INFORMATION START
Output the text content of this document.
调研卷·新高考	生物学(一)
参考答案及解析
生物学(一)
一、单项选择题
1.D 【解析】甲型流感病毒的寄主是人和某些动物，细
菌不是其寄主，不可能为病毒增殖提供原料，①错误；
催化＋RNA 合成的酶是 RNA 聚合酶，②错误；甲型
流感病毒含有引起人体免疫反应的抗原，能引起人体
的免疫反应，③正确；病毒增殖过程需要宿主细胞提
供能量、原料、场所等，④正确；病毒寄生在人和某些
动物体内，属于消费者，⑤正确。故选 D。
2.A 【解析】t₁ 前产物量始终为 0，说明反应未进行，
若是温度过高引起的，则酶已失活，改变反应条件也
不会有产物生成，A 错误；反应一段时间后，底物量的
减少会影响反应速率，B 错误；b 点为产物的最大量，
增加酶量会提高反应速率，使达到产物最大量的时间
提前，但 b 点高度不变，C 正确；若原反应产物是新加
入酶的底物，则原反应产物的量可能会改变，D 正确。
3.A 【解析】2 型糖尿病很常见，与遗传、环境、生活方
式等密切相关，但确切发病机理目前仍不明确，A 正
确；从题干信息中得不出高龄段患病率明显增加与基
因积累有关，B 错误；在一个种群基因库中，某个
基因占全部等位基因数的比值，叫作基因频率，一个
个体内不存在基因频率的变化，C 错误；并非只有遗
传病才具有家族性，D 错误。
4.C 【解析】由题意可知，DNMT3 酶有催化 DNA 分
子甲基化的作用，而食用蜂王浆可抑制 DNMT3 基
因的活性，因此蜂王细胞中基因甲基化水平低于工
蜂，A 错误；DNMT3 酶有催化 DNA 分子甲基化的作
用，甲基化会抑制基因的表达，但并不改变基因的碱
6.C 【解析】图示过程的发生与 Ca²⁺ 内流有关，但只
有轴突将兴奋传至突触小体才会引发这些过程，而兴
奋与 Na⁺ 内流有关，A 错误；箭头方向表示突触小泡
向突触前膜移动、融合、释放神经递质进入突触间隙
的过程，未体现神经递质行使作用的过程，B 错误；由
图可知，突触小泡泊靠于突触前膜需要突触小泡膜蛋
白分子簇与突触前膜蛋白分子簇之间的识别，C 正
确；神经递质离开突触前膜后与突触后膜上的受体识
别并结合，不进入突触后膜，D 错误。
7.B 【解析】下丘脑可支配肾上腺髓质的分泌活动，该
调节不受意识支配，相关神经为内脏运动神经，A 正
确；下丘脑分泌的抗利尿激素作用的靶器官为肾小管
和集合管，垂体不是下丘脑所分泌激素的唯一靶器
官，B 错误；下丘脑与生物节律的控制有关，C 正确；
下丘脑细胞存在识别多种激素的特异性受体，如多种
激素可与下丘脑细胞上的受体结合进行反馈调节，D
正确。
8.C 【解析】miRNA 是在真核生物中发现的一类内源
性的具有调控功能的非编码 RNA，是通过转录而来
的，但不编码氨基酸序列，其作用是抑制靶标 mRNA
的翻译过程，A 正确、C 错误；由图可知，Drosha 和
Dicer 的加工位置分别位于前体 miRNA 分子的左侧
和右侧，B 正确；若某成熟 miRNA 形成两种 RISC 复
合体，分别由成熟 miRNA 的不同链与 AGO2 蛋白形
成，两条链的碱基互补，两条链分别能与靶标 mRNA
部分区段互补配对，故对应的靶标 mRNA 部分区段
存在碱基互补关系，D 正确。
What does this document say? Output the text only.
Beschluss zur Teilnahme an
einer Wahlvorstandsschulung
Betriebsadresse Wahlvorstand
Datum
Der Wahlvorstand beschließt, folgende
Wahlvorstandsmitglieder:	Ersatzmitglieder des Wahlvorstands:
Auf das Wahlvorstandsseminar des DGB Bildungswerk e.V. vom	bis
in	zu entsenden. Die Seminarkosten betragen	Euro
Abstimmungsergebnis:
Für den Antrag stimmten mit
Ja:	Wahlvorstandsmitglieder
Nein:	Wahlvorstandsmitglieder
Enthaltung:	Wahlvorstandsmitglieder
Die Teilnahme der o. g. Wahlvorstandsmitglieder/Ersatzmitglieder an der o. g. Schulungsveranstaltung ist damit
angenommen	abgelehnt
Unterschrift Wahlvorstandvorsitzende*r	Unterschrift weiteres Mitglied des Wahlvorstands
INFORMATION END
§ PROBLEM
Your output should be an exact copy of every line from the one containing "What does this" through the end of the records.

§ RESPONSE BOX
What does this document say? Output the text only.
Beschluss zur Teilnahme an
einer Wahlvorstandsschulung
Betriebsadresse Wahlvorstand
Datum
Der Wahlvorstand beschließt, folgende
Wahlvorstandsmitglieder:	Ersatzmitglieder des Wahlvorstands:
Auf das Wahlvorstandsseminar des DGB Bildungswerk e.V. vom	bis
in	zu entsenden. Die Seminarkosten betragen	Euro
Abstimmungsergebnis:
Für den Antrag stimmten mit
Ja:	Wahlvorstandsmitglieder
Nein:	Wahlvorstandsmitglieder
Enthaltung:	Wahlvorstandsmitglieder
Die Teilnahme der o. g. Wahlvorstandsmitglieder/Ersatzmitglieder an der o. g. Schulungsveranstaltung ist damit
angenommen	abgelehnt
Unterschrift Wahlvorstandvorsitzende*r	Unterschrift weiteres Mitglied des Wahlvorstands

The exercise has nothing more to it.